_Aim_
Go through the material below and copy all lines with "Length".

_Input data_
- - - - - - -

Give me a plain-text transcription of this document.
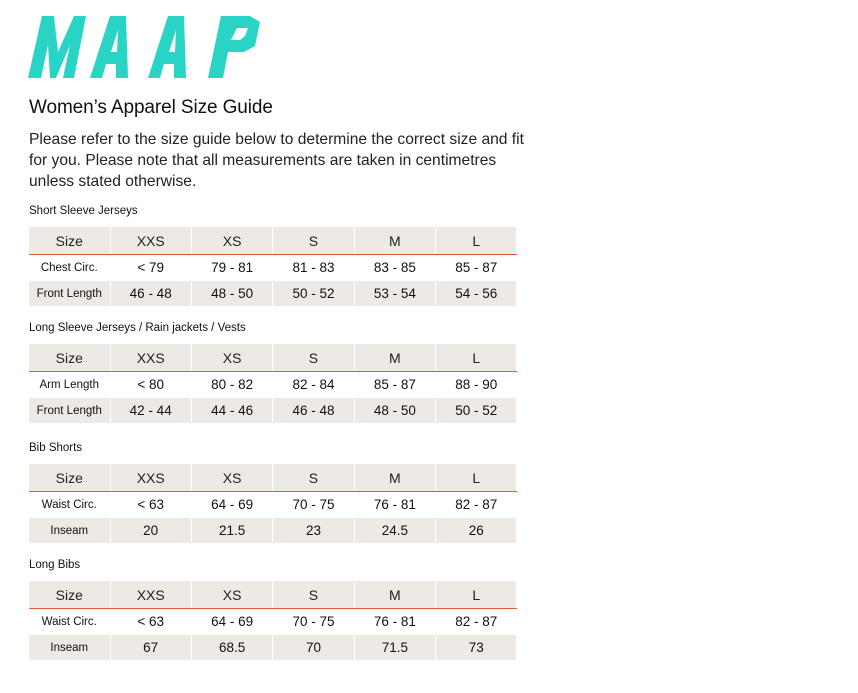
Women’s Apparel Size Guide
Please refer to the size guide below to determine the correct size and fit for you. Please note that all measurements are taken in centimetres unless stated otherwise.
Short Sleeve Jerseys
Size	XXS	XS	S	M	L
Chest Circ.	< 79	79 - 81	81 - 83	83 - 85	85 - 87
Front Length	46 - 48	48 - 50	50 - 52	53 - 54	54 - 56
Long Sleeve Jerseys / Rain jackets / Vests
Size	XXS	XS	S	M	L
Arm Length	< 80	80 - 82	82 - 84	85 - 87	88 - 90
Front Length	42 - 44	44 - 46	46 - 48	48 - 50	50 - 52
Bib Shorts
Size	XXS	XS	S	M	L
Waist Circ.	< 63	64 - 69	70 - 75	76 - 81	82 - 87
Inseam	20	21.5	23	24.5	26
Long Bibs
Size	XXS	XS	S	M	L
Waist Circ.	< 63	64 - 69	70 - 75	76 - 81	82 - 87
Inseam	67	68.5	70	71.5	73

- - - - - - -

_Expected answer_
Front Length	46 - 48	48 - 50	50 - 52	53 - 54	54 - 56
Arm Length	< 80	80 - 82	82 - 84	85 - 87	88 - 90
Front Length	42 - 44	44 - 46	46 - 48	48 - 50	50 - 52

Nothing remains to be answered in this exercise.